** begin Record list **

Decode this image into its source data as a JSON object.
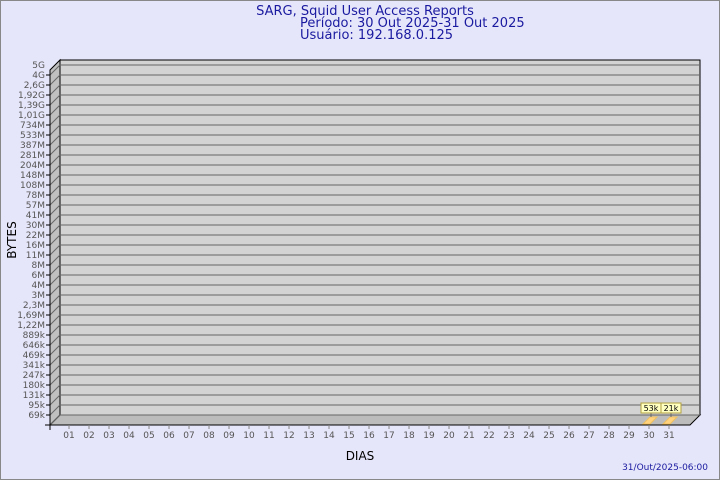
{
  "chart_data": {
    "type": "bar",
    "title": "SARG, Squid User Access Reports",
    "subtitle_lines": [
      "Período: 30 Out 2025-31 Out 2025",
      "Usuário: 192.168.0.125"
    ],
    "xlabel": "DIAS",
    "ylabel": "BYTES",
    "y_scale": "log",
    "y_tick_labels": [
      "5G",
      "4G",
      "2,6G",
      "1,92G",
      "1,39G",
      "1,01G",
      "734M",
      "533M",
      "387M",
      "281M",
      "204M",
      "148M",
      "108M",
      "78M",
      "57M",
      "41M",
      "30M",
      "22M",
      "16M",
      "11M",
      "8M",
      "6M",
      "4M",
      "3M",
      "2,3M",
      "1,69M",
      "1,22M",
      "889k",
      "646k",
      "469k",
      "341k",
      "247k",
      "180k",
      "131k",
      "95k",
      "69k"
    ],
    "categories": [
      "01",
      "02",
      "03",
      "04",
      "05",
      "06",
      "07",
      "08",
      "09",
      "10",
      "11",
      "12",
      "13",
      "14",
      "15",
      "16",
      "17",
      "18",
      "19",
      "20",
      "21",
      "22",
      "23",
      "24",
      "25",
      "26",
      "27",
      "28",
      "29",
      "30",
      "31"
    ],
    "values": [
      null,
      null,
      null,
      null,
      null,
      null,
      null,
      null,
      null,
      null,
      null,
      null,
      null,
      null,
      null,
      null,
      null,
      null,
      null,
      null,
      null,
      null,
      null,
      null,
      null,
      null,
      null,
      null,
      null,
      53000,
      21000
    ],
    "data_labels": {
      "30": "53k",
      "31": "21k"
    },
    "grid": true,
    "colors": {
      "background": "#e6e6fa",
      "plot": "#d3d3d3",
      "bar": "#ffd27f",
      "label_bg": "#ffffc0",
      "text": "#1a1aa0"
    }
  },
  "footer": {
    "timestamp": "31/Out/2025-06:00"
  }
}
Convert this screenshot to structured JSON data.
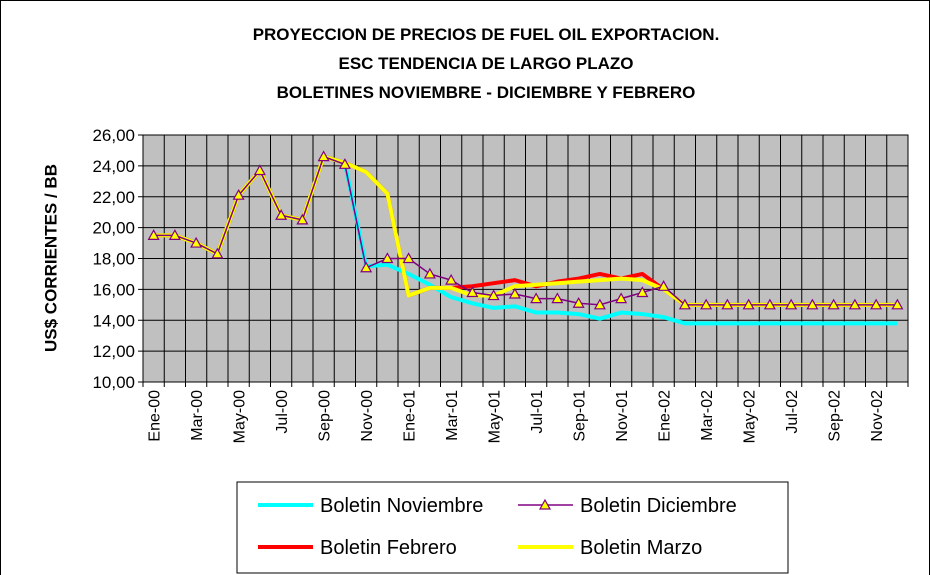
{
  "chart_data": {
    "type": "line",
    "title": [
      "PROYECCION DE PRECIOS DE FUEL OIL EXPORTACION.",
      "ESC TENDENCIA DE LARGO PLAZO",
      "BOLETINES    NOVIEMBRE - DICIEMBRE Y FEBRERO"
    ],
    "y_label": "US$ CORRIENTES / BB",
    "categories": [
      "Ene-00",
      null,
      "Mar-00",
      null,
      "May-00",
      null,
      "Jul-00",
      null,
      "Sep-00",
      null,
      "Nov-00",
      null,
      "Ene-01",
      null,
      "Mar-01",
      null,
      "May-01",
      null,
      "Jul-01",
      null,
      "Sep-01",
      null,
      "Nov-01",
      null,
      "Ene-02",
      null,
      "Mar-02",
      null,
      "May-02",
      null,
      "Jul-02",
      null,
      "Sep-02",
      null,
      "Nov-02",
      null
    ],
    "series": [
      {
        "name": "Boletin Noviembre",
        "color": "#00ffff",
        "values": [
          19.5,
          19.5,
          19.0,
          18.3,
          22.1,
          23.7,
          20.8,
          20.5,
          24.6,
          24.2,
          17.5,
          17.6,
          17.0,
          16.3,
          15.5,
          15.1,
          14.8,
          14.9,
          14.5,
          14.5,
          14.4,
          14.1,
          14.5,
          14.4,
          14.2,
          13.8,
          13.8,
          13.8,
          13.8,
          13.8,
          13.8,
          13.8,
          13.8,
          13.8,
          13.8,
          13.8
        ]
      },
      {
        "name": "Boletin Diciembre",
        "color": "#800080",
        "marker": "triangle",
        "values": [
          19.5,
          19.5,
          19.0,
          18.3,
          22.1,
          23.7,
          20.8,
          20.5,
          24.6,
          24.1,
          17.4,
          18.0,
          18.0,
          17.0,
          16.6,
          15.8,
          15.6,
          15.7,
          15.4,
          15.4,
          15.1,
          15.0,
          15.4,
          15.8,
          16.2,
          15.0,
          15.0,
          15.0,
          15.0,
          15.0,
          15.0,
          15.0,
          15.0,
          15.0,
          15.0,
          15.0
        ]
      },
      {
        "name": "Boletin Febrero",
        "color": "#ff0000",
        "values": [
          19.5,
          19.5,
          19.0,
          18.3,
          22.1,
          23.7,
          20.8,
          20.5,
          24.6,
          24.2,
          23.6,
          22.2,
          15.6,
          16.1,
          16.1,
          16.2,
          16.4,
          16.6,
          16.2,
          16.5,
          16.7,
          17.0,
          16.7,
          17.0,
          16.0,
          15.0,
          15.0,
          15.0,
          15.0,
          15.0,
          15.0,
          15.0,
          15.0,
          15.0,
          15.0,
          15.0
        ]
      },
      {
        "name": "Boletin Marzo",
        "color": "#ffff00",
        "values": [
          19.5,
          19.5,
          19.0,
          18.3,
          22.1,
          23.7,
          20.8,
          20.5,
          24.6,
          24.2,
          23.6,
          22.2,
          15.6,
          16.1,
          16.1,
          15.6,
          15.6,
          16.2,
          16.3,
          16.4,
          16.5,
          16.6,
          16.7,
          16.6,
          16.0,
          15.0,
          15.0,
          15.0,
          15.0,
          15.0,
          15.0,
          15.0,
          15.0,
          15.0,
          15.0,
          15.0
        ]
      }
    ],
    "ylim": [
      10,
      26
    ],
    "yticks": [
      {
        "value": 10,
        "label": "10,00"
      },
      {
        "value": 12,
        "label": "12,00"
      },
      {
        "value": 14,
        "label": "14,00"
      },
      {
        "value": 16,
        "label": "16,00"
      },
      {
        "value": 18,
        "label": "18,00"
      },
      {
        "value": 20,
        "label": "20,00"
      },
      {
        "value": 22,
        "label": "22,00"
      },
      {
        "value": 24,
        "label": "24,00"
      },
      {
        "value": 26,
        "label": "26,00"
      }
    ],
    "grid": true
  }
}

** end Record list **

■ **What you need to do**
Write out the full listing verbatim, excluding its pictures.

■ **Answer below**
Decode this image into its source data as a JSON object.
{
  "chart_data": {
    "type": "bar",
    "title": "SARG, Squid User Access Reports",
    "subtitle_lines": [
      "Período: 30 Out 2025-31 Out 2025",
      "Usuário: 192.168.0.125"
    ],
    "xlabel": "DIAS",
    "ylabel": "BYTES",
    "y_scale": "log",
    "y_tick_labels": [
      "5G",
      "4G",
      "2,6G",
      "1,92G",
      "1,39G",
      "1,01G",
      "734M",
      "533M",
      "387M",
      "281M",
      "204M",
      "148M",
      "108M",
      "78M",
      "57M",
      "41M",
      "30M",
      "22M",
      "16M",
      "11M",
      "8M",
      "6M",
      "4M",
      "3M",
      "2,3M",
      "1,69M",
      "1,22M",
      "889k",
      "646k",
      "469k",
      "341k",
      "247k",
      "180k",
      "131k",
      "95k",
      "69k"
    ],
    "categories": [
      "01",
      "02",
      "03",
      "04",
      "05",
      "06",
      "07",
      "08",
      "09",
      "10",
      "11",
      "12",
      "13",
      "14",
      "15",
      "16",
      "17",
      "18",
      "19",
      "20",
      "21",
      "22",
      "23",
      "24",
      "25",
      "26",
      "27",
      "28",
      "29",
      "30",
      "31"
    ],
    "values": [
      null,
      null,
      null,
      null,
      null,
      null,
      null,
      null,
      null,
      null,
      null,
      null,
      null,
      null,
      null,
      null,
      null,
      null,
      null,
      null,
      null,
      null,
      null,
      null,
      null,
      null,
      null,
      null,
      null,
      53000,
      21000
    ],
    "data_labels": {
      "30": "53k",
      "31": "21k"
    },
    "grid": true,
    "colors": {
      "background": "#e6e6fa",
      "plot": "#d3d3d3",
      "bar": "#ffd27f",
      "label_bg": "#ffffc0",
      "text": "#1a1aa0"
    }
  },
  "footer": {
    "timestamp": "31/Out/2025-06:00"
  }
}
Convert this screenshot to structured JSON data.
{
  "chart_data": {
    "type": "line",
    "title": [
      "PROYECCION DE PRECIOS DE FUEL OIL EXPORTACION.",
      "ESC TENDENCIA DE LARGO PLAZO",
      "BOLETINES    NOVIEMBRE - DICIEMBRE Y FEBRERO"
    ],
    "y_label": "US$ CORRIENTES / BB",
    "categories": [
      "Ene-00",
      null,
      "Mar-00",
      null,
      "May-00",
      null,
      "Jul-00",
      null,
      "Sep-00",
      null,
      "Nov-00",
      null,
      "Ene-01",
      null,
      "Mar-01",
      null,
      "May-01",
      null,
      "Jul-01",
      null,
      "Sep-01",
      null,
      "Nov-01",
      null,
      "Ene-02",
      null,
      "Mar-02",
      null,
      "May-02",
      null,
      "Jul-02",
      null,
      "Sep-02",
      null,
      "Nov-02",
      null
    ],
    "series": [
      {
        "name": "Boletin Noviembre",
        "color": "#00ffff",
        "values": [
          19.5,
          19.5,
          19.0,
          18.3,
          22.1,
          23.7,
          20.8,
          20.5,
          24.6,
          24.2,
          17.5,
          17.6,
          17.0,
          16.3,
          15.5,
          15.1,
          14.8,
          14.9,
          14.5,
          14.5,
          14.4,
          14.1,
          14.5,
          14.4,
          14.2,
          13.8,
          13.8,
          13.8,
          13.8,
          13.8,
          13.8,
          13.8,
          13.8,
          13.8,
          13.8,
          13.8
        ]
      },
      {
        "name": "Boletin Diciembre",
        "color": "#800080",
        "marker": "triangle",
        "values": [
          19.5,
          19.5,
          19.0,
          18.3,
          22.1,
          23.7,
          20.8,
          20.5,
          24.6,
          24.1,
          17.4,
          18.0,
          18.0,
          17.0,
          16.6,
          15.8,
          15.6,
          15.7,
          15.4,
          15.4,
          15.1,
          15.0,
          15.4,
          15.8,
          16.2,
          15.0,
          15.0,
          15.0,
          15.0,
          15.0,
          15.0,
          15.0,
          15.0,
          15.0,
          15.0,
          15.0
        ]
      },
      {
        "name": "Boletin Febrero",
        "color": "#ff0000",
        "values": [
          19.5,
          19.5,
          19.0,
          18.3,
          22.1,
          23.7,
          20.8,
          20.5,
          24.6,
          24.2,
          23.6,
          22.2,
          15.6,
          16.1,
          16.1,
          16.2,
          16.4,
          16.6,
          16.2,
          16.5,
          16.7,
          17.0,
          16.7,
          17.0,
          16.0,
          15.0,
          15.0,
          15.0,
          15.0,
          15.0,
          15.0,
          15.0,
          15.0,
          15.0,
          15.0,
          15.0
        ]
      },
      {
        "name": "Boletin Marzo",
        "color": "#ffff00",
        "values": [
          19.5,
          19.5,
          19.0,
          18.3,
          22.1,
          23.7,
          20.8,
          20.5,
          24.6,
          24.2,
          23.6,
          22.2,
          15.6,
          16.1,
          16.1,
          15.6,
          15.6,
          16.2,
          16.3,
          16.4,
          16.5,
          16.6,
          16.7,
          16.6,
          16.0,
          15.0,
          15.0,
          15.0,
          15.0,
          15.0,
          15.0,
          15.0,
          15.0,
          15.0,
          15.0,
          15.0
        ]
      }
    ],
    "ylim": [
      10,
      26
    ],
    "yticks": [
      {
        "value": 10,
        "label": "10,00"
      },
      {
        "value": 12,
        "label": "12,00"
      },
      {
        "value": 14,
        "label": "14,00"
      },
      {
        "value": 16,
        "label": "16,00"
      },
      {
        "value": 18,
        "label": "18,00"
      },
      {
        "value": 20,
        "label": "20,00"
      },
      {
        "value": 22,
        "label": "22,00"
      },
      {
        "value": 24,
        "label": "24,00"
      },
      {
        "value": 26,
        "label": "26,00"
      }
    ],
    "grid": true
  }
}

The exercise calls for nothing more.